Extract, from the listing that follows, each line containing the word "title".

____ ROWS

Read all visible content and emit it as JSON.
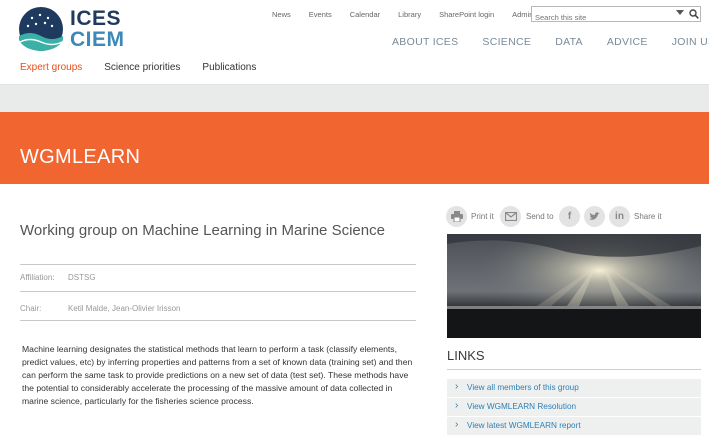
{
  "header": {
    "logo": {
      "top": "ICES",
      "bottom": "CIEM"
    },
    "utility_nav": [
      "News",
      "Events",
      "Calendar",
      "Library",
      "SharePoint login",
      "Admin"
    ],
    "search": {
      "placeholder": "Search this site",
      "value": ""
    },
    "main_nav": [
      "ABOUT ICES",
      "SCIENCE",
      "DATA",
      "ADVICE",
      "JOIN US"
    ]
  },
  "sub_nav": {
    "items": [
      "Expert groups",
      "Science priorities",
      "Publications"
    ],
    "active": "Expert groups"
  },
  "banner": {
    "title": "WGMLEARN"
  },
  "group": {
    "title": "Working group on Machine Learning in Marine Science",
    "affiliation_label": "Affiliation:",
    "affiliation_value": "DSTSG",
    "chair_label": "Chair:",
    "chair_value": "Ketil Malde, Jean-Olivier Irisson",
    "description": "Machine learning designates the statistical methods that learn to perform a task (classify elements, predict values, etc) by inferring properties and patterns from a set of known data (training set) and then can perform the same task to provide predictions on a new set of data (test set). These methods have the potential to considerably accelerate the processing of the massive amount of data collected in marine science, particularly for the fisheries science process."
  },
  "share": {
    "print_label": "Print it",
    "send_label": "Send to",
    "share_label": "Share it",
    "icons": [
      "printer-icon",
      "email-icon",
      "facebook-icon",
      "twitter-icon",
      "linkedin-icon"
    ]
  },
  "links": {
    "title": "LINKS",
    "items": [
      "View all members of this group",
      "View WGMLEARN Resolution",
      "View latest WGMLEARN report"
    ]
  },
  "colors": {
    "accent": "#f06530",
    "link": "#2f7fb1",
    "active_nav": "#e84e1b",
    "logo_dark": "#1f3a5f",
    "logo_light": "#3a89b8"
  }
}
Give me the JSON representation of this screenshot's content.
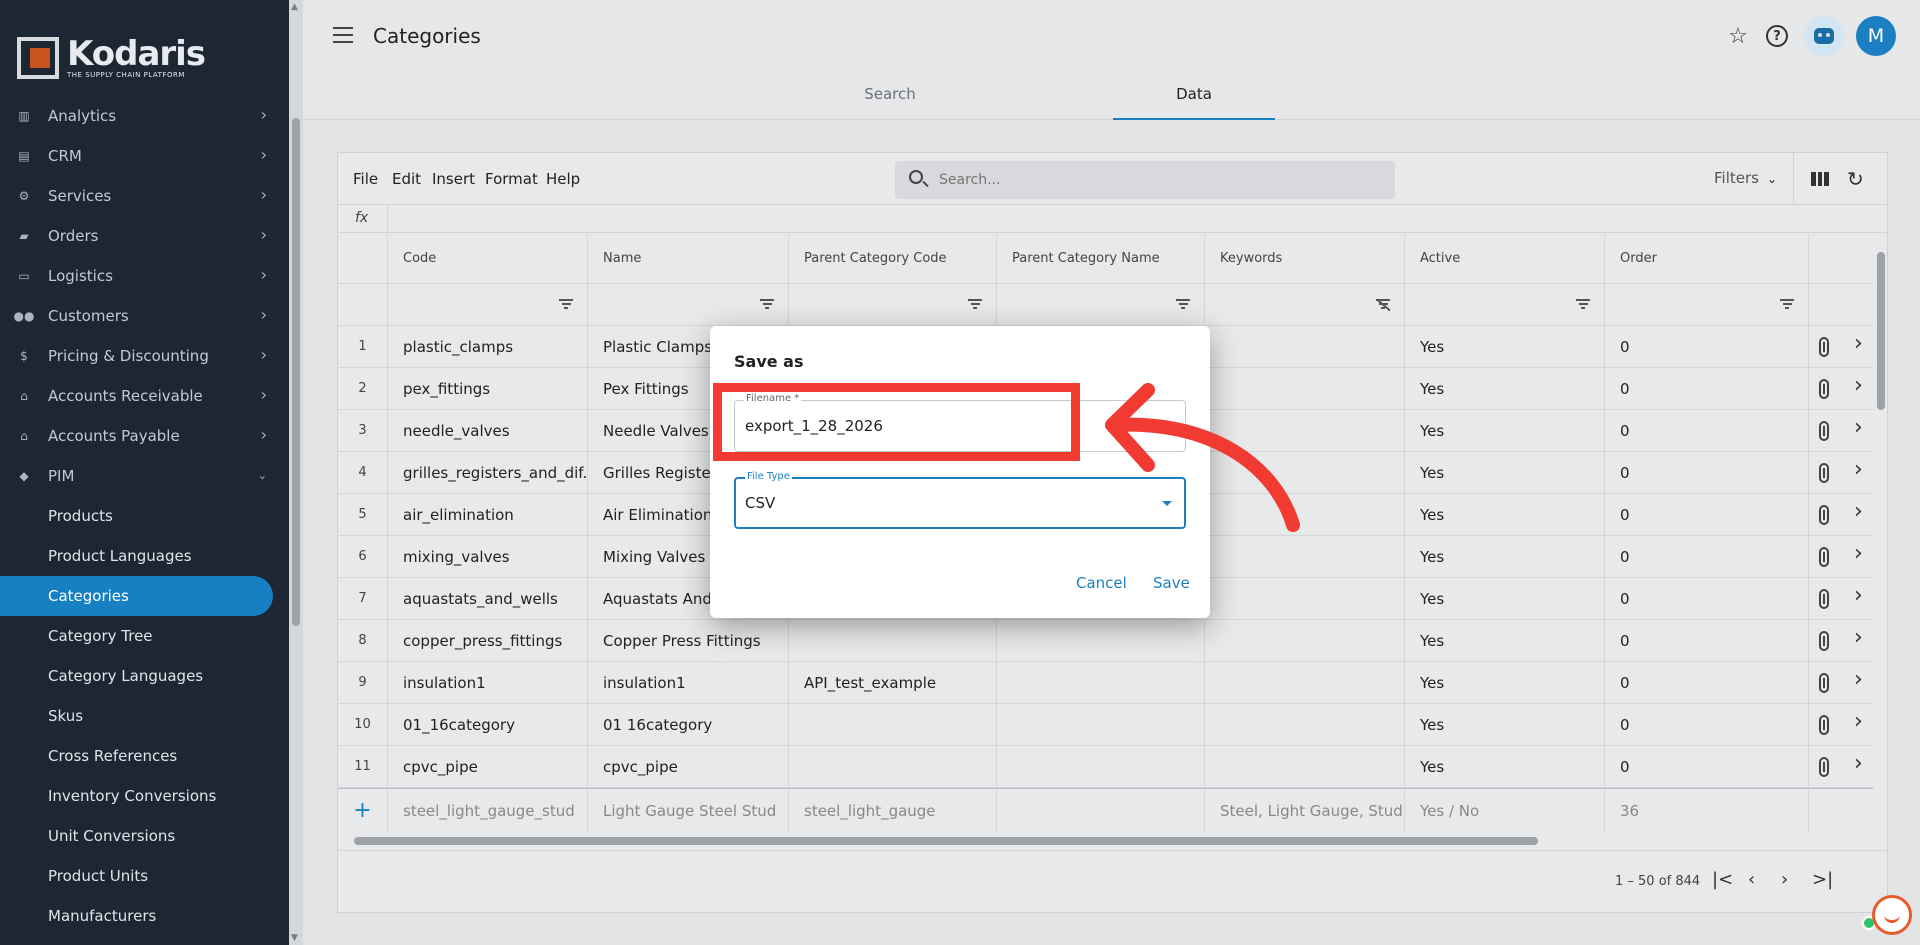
{
  "app": {
    "brand": "Kodaris",
    "tagline": "THE SUPPLY CHAIN PLATFORM"
  },
  "sidebar": {
    "items": [
      {
        "label": "Analytics",
        "icon": "chart-icon"
      },
      {
        "label": "CRM",
        "icon": "id-card-icon"
      },
      {
        "label": "Services",
        "icon": "gears-icon"
      },
      {
        "label": "Orders",
        "icon": "truck-icon"
      },
      {
        "label": "Logistics",
        "icon": "delivery-van-icon"
      },
      {
        "label": "Customers",
        "icon": "people-icon"
      },
      {
        "label": "Pricing & Discounting",
        "icon": "dollar-icon"
      },
      {
        "label": "Accounts Receivable",
        "icon": "bank-icon"
      },
      {
        "label": "Accounts Payable",
        "icon": "bank-icon"
      },
      {
        "label": "PIM",
        "icon": "tag-icon"
      }
    ],
    "pim_children": [
      "Products",
      "Product Languages",
      "Categories",
      "Category Tree",
      "Category Languages",
      "Skus",
      "Cross References",
      "Inventory Conversions",
      "Unit Conversions",
      "Product Units",
      "Manufacturers"
    ],
    "active": "Categories"
  },
  "header": {
    "title": "Categories",
    "avatar_initial": "M",
    "tabs": [
      {
        "label": "Search"
      },
      {
        "label": "Data",
        "active": true
      }
    ]
  },
  "toolbar": {
    "menus": [
      "File",
      "Edit",
      "Insert",
      "Format",
      "Help"
    ],
    "search_placeholder": "Search...",
    "filters_label": "Filters"
  },
  "fx_label": "fx",
  "grid": {
    "columns": [
      "Code",
      "Name",
      "Parent Category Code",
      "Parent Category Name",
      "Keywords",
      "Active",
      "Order"
    ],
    "rows": [
      [
        "1",
        "plastic_clamps",
        "Plastic Clamps",
        "",
        "",
        "",
        "Yes",
        "0"
      ],
      [
        "2",
        "pex_fittings",
        "Pex Fittings",
        "",
        "",
        "",
        "Yes",
        "0"
      ],
      [
        "3",
        "needle_valves",
        "Needle Valves",
        "",
        "",
        "",
        "Yes",
        "0"
      ],
      [
        "4",
        "grilles_registers_and_dif...",
        "Grilles Registers",
        "",
        "",
        "",
        "Yes",
        "0"
      ],
      [
        "5",
        "air_elimination",
        "Air Elimination",
        "",
        "",
        "",
        "Yes",
        "0"
      ],
      [
        "6",
        "mixing_valves",
        "Mixing Valves",
        "",
        "",
        "",
        "Yes",
        "0"
      ],
      [
        "7",
        "aquastats_and_wells",
        "Aquastats And V",
        "",
        "",
        "",
        "Yes",
        "0"
      ],
      [
        "8",
        "copper_press_fittings",
        "Copper Press Fittings",
        "",
        "",
        "",
        "Yes",
        "0"
      ],
      [
        "9",
        "insulation1",
        "insulation1",
        "API_test_example",
        "",
        "",
        "Yes",
        "0"
      ],
      [
        "10",
        "01_16category",
        "01 16category",
        "",
        "",
        "",
        "Yes",
        "0"
      ],
      [
        "11",
        "cpvc_pipe",
        "cpvc_pipe",
        "",
        "",
        "",
        "Yes",
        "0"
      ]
    ],
    "new_row": [
      "steel_light_gauge_stud",
      "Light Gauge Steel Stud",
      "steel_light_gauge",
      "",
      "Steel, Light Gauge, Stud",
      "Yes / No",
      "36"
    ],
    "pager_range": "1 – 50 of 844"
  },
  "dialog": {
    "title": "Save as",
    "filename_label": "Filename *",
    "filename_value": "export_1_28_2026",
    "filetype_label": "File Type",
    "filetype_value": "CSV",
    "cancel_label": "Cancel",
    "save_label": "Save"
  },
  "colors": {
    "accent": "#1c7fc1",
    "sidebar_bg": "#1c2733",
    "annotation": "#f03a32",
    "logo_orange": "#c8531f"
  }
}
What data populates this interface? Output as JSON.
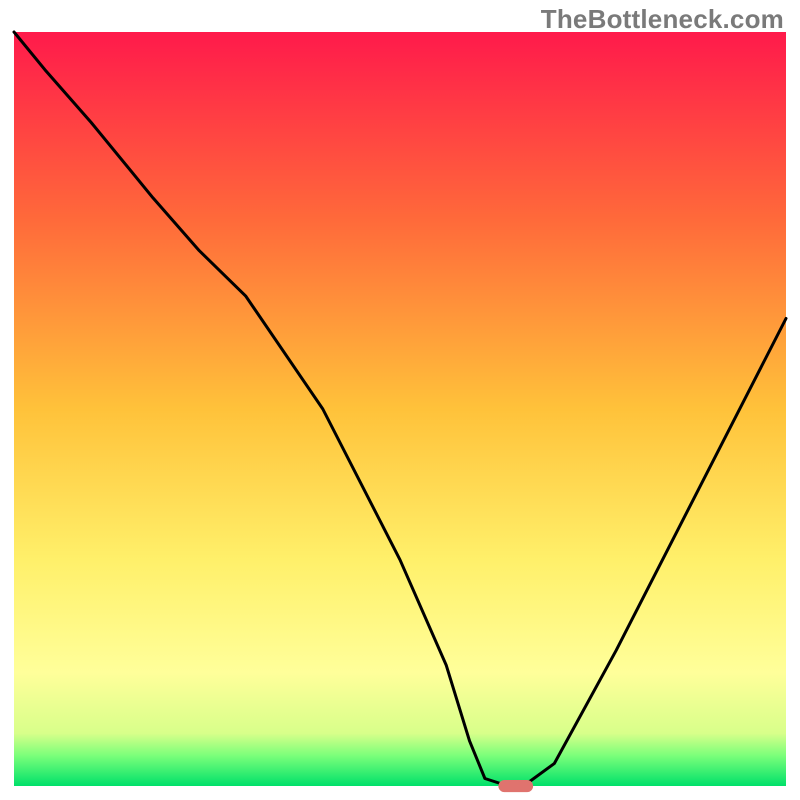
{
  "watermark": "TheBottleneck.com",
  "chart_data": {
    "type": "line",
    "title": "",
    "xlabel": "",
    "ylabel": "",
    "xlim": [
      0,
      100
    ],
    "ylim": [
      0,
      100
    ],
    "grid": false,
    "legend": false,
    "axes_visible": false,
    "background": {
      "type": "vertical-gradient",
      "stops": [
        {
          "y": 0,
          "color": "#ff1a4b"
        },
        {
          "y": 25,
          "color": "#ff6a3a"
        },
        {
          "y": 50,
          "color": "#ffc23a"
        },
        {
          "y": 70,
          "color": "#fff06a"
        },
        {
          "y": 85,
          "color": "#ffff9a"
        },
        {
          "y": 93,
          "color": "#d8ff8a"
        },
        {
          "y": 96,
          "color": "#7aff7a"
        },
        {
          "y": 100,
          "color": "#00e06a"
        }
      ]
    },
    "series": [
      {
        "name": "bottleneck-curve",
        "color": "#000000",
        "stroke_width": 3,
        "x": [
          0,
          4,
          10,
          18,
          24,
          30,
          40,
          50,
          56,
          59,
          61,
          64,
          66,
          70,
          78,
          90,
          100
        ],
        "y": [
          100,
          95,
          88,
          78,
          71,
          65,
          50,
          30,
          16,
          6,
          1,
          0,
          0,
          3,
          18,
          42,
          62
        ]
      }
    ],
    "annotations": [
      {
        "name": "target-marker",
        "type": "rounded-rect",
        "x_center": 65,
        "y_center": 0,
        "width_pct": 4.5,
        "height_pct": 1.6,
        "color": "#e0736e"
      }
    ]
  }
}
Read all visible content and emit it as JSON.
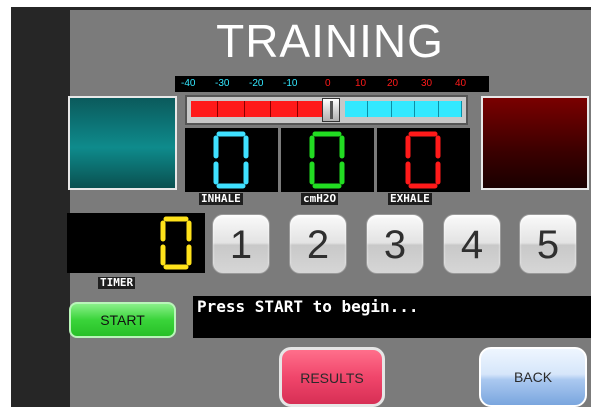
{
  "title": "TRAINING",
  "scale": {
    "ticks": [
      "-40",
      "-30",
      "-20",
      "-10",
      "0",
      "10",
      "20",
      "30",
      "40"
    ],
    "negative_color": "#33e8ff",
    "positive_color": "#ff1a1a"
  },
  "displays": {
    "inhale": {
      "value": "0",
      "label": "INHALE",
      "color": "#3fe0ff"
    },
    "pressure": {
      "value": "0",
      "label": "cmH2O",
      "color": "#22dd22"
    },
    "exhale": {
      "value": "0",
      "label": "EXHALE",
      "color": "#ff1a1a"
    },
    "timer": {
      "value": "0",
      "label": "TIMER",
      "color": "#ffe21a"
    }
  },
  "level_buttons": [
    "1",
    "2",
    "3",
    "4",
    "5"
  ],
  "start_label": "START",
  "message": "Press START to begin...",
  "results_label": "RESULTS",
  "back_label": "BACK",
  "colors": {
    "inhale_panel": "#0e8b8c",
    "exhale_panel": "#7a0000",
    "start": "#3ad43a",
    "results": "#f0466b",
    "back": "#aac8f0"
  }
}
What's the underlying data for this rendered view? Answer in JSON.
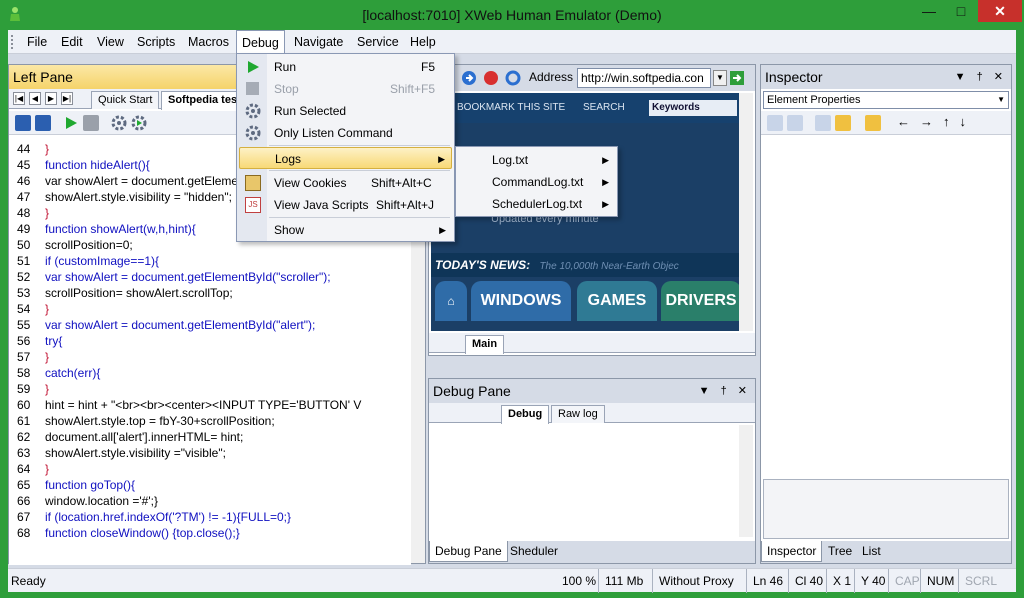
{
  "window": {
    "title": "[localhost:7010] XWeb Human Emulator (Demo)"
  },
  "menu": [
    "File",
    "Edit",
    "View",
    "Scripts",
    "Macros",
    "Debug",
    "Navigate",
    "Service",
    "Help"
  ],
  "debug_menu": {
    "items": [
      {
        "label": "Run",
        "shortcut": "F5",
        "icon": "play-icon"
      },
      {
        "label": "Stop",
        "shortcut": "Shift+F5",
        "icon": "stop-icon",
        "disabled": true
      },
      {
        "label": "Run Selected",
        "shortcut": "",
        "icon": "gear-icon"
      },
      {
        "label": "Only Listen Command",
        "shortcut": "",
        "icon": "gear-icon"
      },
      {
        "label": "Logs",
        "shortcut": "",
        "submenu": true
      },
      {
        "label": "View Cookies",
        "shortcut": "Shift+Alt+C",
        "icon": "cookie-icon"
      },
      {
        "label": "View Java Scripts",
        "shortcut": "Shift+Alt+J",
        "icon": "script-icon"
      },
      {
        "label": "Show",
        "shortcut": "",
        "submenu": true
      }
    ]
  },
  "logs_submenu": [
    "Log.txt",
    "CommandLog.txt",
    "SchedulerLog.txt"
  ],
  "left_pane": {
    "title": "Left Pane",
    "tabs": [
      "Quick Start",
      "Softpedia tes"
    ],
    "code": [
      {
        "n": "44",
        "t": "}"
      },
      {
        "n": "45",
        "t": "function hideAlert(){"
      },
      {
        "n": "46",
        "t": "var showAlert = document.getElementById("
      },
      {
        "n": "47",
        "t": "showAlert.style.visibility = \"hidden\";"
      },
      {
        "n": "48",
        "t": "}"
      },
      {
        "n": "49",
        "t": "function showAlert(w,h,hint){"
      },
      {
        "n": "50",
        "t": "scrollPosition=0;"
      },
      {
        "n": "51",
        "t": "if (customImage==1){"
      },
      {
        "n": "52",
        "t": "var showAlert = document.getElementById(\"scroller\");"
      },
      {
        "n": "53",
        "t": "scrollPosition= showAlert.scrollTop;"
      },
      {
        "n": "54",
        "t": "}"
      },
      {
        "n": "55",
        "t": "var showAlert = document.getElementById(\"alert\");"
      },
      {
        "n": "56",
        "t": "try{"
      },
      {
        "n": "57",
        "t": "}"
      },
      {
        "n": "58",
        "t": "catch(err){"
      },
      {
        "n": "59",
        "t": "}"
      },
      {
        "n": "60",
        "t": "hint = hint + \"<br><br><center><INPUT TYPE='BUTTON' V"
      },
      {
        "n": "61",
        "t": "showAlert.style.top = fbY-30+scrollPosition;"
      },
      {
        "n": "62",
        "t": "document.all['alert'].innerHTML= hint;"
      },
      {
        "n": "63",
        "t": "showAlert.style.visibility =\"visible\";"
      },
      {
        "n": "64",
        "t": "}"
      },
      {
        "n": "65",
        "t": "function goTop(){"
      },
      {
        "n": "66",
        "t": "window.location ='#';}"
      },
      {
        "n": "67",
        "t": "if (location.href.indexOf('?TM') != -1){FULL=0;}"
      },
      {
        "n": "68",
        "t": "function closeWindow() {top.close();}"
      }
    ]
  },
  "browser": {
    "address_label": "Address",
    "url": "http://win.softpedia.con",
    "site_top": [
      "BOOKMARK THIS SITE",
      "SEARCH",
      "Keywords"
    ],
    "site_sub": "Updated every minute",
    "news_label": "TODAY'S NEWS:",
    "news_text": "The 10,000th Near-Earth Objec",
    "site_tabs": [
      "WINDOWS",
      "GAMES",
      "DRIVERS"
    ],
    "bottom_tab": "Main"
  },
  "debug_pane": {
    "title": "Debug Pane",
    "tabs": [
      "Debug",
      "Raw log"
    ],
    "bottom_tabs": [
      "Debug Pane",
      "Sheduler"
    ]
  },
  "inspector": {
    "title": "Inspector",
    "select_value": "Element Properties",
    "bottom_tabs": [
      "Inspector",
      "Tree",
      "List"
    ]
  },
  "status": {
    "ready": "Ready",
    "zoom": "100 %",
    "mem": "111 Mb",
    "proxy": "Without Proxy",
    "ln": "Ln 46",
    "cl": "Cl 40",
    "x": "X 1",
    "y": "Y 40",
    "cap": "CAP",
    "num": "NUM",
    "scrl": "SCRL"
  },
  "colors": {
    "accent": "#2e9e3a",
    "highlight": "#f8d977",
    "site_bg": "#1b3f66"
  }
}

________

REPLY:
    "title": "WGMLEARN"
    "title": "Working group on Machine Learning in Marine Science",
    "title": "LINKS",
    "title": "Categories",
    "title": "Save as",
    "title": "",
  "title": "TRAINING",
    "title": "[localhost:7010] XWeb Human Emulator (Demo)"
    "title": "Left Pane",
    "title": "Debug Pane",
    "title": "Inspector",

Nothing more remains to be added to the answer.